What the exercise asks:
Show each line of the data below that has the string "sinα" in it.

Entries from a dataset:
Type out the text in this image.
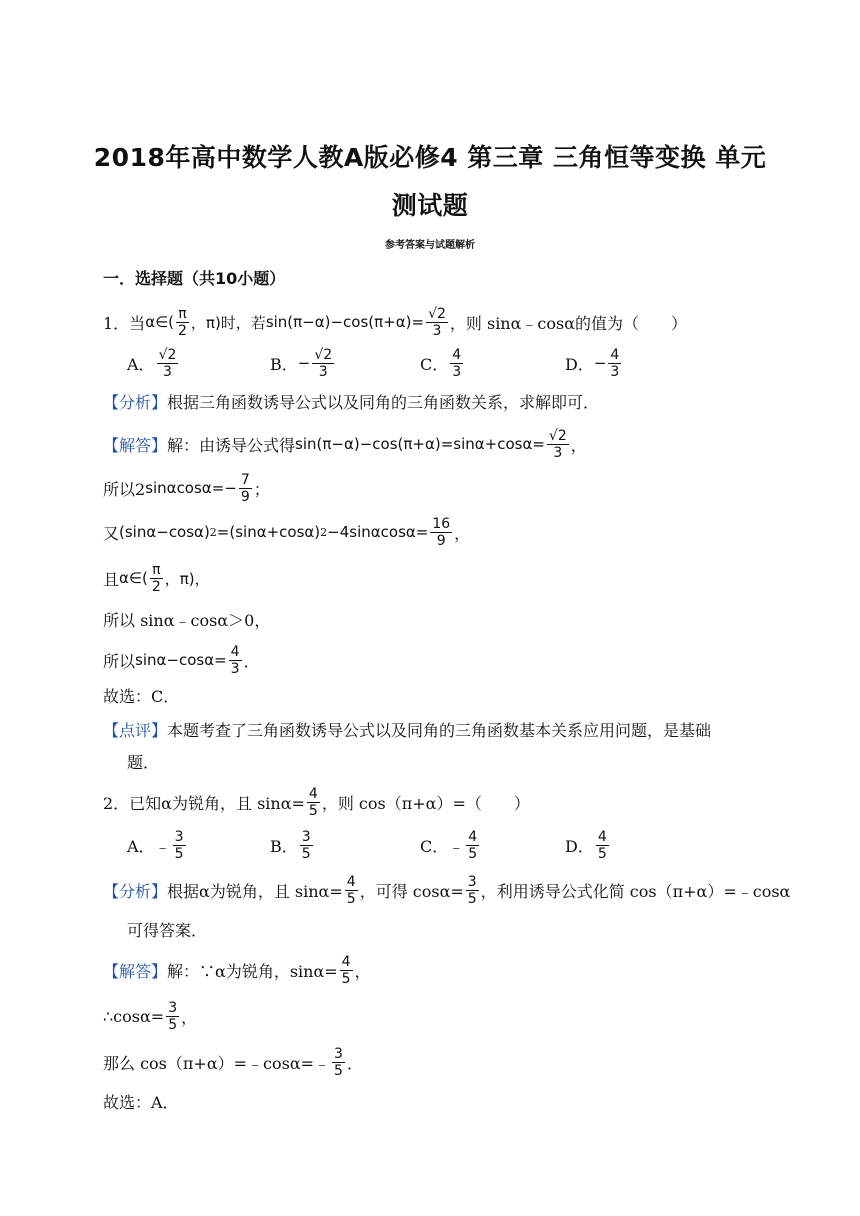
2018年高中数学人教A版必修4 第三章 三角恒等变换 单元
测试题
参考答案与试题解析
一．选择题（共10小题）
1．当 α∈( $\frac{\pi}{2}$ ，π)时，若 $\sin(\pi-\alpha)-\cos(\pi+\alpha)= \frac{√2}{3}$ ，则 sinα﹣cosα的值为（　　）
A． $\frac{√2}{3}$	B． − $\frac{√2}{3}$	C． $\frac{4}{3}$	D． − $\frac{4}{3}$
【分析】 根据三角函数诱导公式以及同角的三角函数关系，求解即可．
【解答】 解：由诱导公式得 $\sin(\pi-\alpha)-\cos(\pi+\alpha)=\sin\alpha+\cos\alpha= \frac{√2}{3}$ ，
所以2 $\sin\alpha\cos\alpha=- \frac{7}{9}$ ；
又 (sinα−cosα) 2 =(sinα+cosα) $2 -4\sin\alpha\cos\alpha= \frac{16}{9}$ ，
且 α∈( $\frac{\pi}{2}$ ，π)，
所以 sinα﹣cosα＞0，
所以 $\sin\alpha-\cos\alpha= \frac{4}{3}$ ．
故选：C．
【点评】 本题考查了三角函数诱导公式以及同角的三角函数基本关系应用问题，是基础
题．
2．已知α为锐角，且 $\sin\alpha= \frac{4}{5}$ ，则 cos（π+α）=（　　）
A． ﹣ $\frac{3}{5}$	B． $\frac{3}{5}$	C． ﹣ $\frac{4}{5}$	D． $\frac{4}{5}$
【分析】 根据α为锐角，且 $\sin\alpha= \frac{4}{5}$ ，可得 $\cos\alpha= \frac{3}{5}$ ，利用诱导公式化简 cos（π+α）=﹣cosα
可得答案．
【解答】 解：∵α为锐角，$\sin\alpha= \frac{4}{5}$ ，
∴cosα= $\frac{3}{5}$ ，
那么 cos（π+α）=﹣cosα=﹣ $\frac{3}{5}$ ．
故选：A．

Result of this task:
1．当 α∈( $\frac{\pi}{2}$ ，π)时，若 $\sin(\pi-\alpha)-\cos(\pi+\alpha)= \frac{√2}{3}$ ，则 sinα﹣cosα的值为（　　）
又 (sinα−cosα) 2 =(sinα+cosα) $2 -4\sin\alpha\cos\alpha= \frac{16}{9}$ ，
所以 sinα﹣cosα＞0，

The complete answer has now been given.